▸ SET TASK: Each line that holds the word "type" is to be identified and copied.

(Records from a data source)
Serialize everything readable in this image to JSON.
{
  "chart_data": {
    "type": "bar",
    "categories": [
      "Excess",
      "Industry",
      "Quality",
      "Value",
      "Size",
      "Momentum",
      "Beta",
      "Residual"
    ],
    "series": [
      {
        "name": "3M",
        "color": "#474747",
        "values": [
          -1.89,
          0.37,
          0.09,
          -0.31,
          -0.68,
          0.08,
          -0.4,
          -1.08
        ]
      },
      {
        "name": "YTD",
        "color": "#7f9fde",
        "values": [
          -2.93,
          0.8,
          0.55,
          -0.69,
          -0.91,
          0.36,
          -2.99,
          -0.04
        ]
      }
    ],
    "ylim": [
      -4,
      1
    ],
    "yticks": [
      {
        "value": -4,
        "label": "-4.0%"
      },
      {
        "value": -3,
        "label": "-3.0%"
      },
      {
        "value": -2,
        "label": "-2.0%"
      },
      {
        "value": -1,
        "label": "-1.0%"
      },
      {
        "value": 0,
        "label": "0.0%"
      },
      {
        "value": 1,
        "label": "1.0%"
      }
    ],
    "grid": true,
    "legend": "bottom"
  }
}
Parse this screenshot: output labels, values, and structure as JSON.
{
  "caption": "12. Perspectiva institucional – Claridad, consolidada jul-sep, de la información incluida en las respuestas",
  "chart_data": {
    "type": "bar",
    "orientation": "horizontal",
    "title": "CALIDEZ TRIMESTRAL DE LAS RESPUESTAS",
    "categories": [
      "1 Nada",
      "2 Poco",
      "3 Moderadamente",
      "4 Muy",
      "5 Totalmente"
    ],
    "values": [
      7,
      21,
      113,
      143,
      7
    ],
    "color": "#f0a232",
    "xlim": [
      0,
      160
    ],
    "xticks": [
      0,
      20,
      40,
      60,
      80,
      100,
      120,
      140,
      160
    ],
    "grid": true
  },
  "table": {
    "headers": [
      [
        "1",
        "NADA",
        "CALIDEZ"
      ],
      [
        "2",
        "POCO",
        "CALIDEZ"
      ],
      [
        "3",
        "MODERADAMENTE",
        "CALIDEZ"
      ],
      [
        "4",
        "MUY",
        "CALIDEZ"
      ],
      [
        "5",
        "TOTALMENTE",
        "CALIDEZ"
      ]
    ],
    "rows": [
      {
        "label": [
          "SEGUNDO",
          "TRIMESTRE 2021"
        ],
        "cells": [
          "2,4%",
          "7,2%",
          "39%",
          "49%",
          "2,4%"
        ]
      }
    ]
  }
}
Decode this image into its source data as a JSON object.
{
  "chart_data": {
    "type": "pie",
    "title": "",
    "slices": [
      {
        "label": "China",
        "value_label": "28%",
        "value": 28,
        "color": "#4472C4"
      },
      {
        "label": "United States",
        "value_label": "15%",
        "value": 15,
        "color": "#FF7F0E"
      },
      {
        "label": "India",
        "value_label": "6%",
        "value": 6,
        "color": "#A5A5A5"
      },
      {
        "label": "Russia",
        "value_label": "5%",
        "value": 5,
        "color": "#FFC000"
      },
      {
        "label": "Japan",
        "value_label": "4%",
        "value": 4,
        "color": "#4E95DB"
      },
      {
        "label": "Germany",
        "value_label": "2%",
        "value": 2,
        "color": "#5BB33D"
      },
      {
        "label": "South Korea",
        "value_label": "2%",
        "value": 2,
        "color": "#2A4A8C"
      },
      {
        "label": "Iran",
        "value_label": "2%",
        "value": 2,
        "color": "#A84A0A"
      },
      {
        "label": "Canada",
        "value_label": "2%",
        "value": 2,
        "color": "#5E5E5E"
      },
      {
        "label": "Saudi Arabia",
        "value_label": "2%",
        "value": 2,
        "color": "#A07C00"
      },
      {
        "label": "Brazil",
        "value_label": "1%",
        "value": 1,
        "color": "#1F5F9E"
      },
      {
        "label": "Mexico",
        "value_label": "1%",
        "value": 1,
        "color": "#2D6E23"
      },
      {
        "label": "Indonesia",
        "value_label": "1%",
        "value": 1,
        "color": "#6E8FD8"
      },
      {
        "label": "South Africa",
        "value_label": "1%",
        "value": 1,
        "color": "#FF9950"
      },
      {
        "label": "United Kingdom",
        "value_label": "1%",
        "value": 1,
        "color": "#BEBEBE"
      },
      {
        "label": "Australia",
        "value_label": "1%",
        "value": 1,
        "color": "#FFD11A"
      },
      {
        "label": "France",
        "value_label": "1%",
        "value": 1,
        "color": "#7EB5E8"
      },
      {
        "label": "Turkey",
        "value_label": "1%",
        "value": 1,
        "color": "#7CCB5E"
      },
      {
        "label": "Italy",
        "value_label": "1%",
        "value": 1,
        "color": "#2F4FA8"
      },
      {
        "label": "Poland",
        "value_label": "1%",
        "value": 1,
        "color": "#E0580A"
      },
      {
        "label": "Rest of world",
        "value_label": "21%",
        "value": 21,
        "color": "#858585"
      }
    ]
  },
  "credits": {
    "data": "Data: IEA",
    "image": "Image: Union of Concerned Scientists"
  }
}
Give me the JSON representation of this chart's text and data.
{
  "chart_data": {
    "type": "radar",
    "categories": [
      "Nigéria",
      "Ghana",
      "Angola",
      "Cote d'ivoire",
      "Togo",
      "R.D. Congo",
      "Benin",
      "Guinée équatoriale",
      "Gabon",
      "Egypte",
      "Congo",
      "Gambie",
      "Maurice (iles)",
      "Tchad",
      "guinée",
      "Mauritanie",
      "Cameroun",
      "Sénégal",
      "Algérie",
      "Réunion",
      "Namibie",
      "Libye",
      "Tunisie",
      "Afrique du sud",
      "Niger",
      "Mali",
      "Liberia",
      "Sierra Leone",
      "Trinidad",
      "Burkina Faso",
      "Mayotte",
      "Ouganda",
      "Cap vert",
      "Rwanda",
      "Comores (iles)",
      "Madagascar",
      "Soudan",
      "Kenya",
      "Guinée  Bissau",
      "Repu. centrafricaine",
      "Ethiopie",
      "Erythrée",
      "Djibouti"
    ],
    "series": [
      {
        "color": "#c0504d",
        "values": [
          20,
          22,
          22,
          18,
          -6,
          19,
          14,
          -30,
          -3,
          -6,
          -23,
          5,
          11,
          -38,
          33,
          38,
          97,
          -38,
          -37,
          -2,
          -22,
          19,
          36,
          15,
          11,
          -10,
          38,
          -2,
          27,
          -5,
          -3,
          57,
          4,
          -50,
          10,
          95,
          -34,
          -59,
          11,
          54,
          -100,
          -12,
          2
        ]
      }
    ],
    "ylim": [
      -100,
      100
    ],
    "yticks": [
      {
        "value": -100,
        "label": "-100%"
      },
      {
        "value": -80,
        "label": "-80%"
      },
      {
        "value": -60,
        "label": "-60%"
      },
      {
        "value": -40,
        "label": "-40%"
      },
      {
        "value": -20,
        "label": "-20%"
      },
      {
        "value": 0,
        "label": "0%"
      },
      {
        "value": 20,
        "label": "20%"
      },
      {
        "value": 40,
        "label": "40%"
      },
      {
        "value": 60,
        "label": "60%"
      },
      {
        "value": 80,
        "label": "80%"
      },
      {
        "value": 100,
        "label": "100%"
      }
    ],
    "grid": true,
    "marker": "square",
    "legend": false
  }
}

▸ TASK SOLUTION:
    "type": "bar",
    "type": "bar",
    "type": "pie",
    "type": "radar",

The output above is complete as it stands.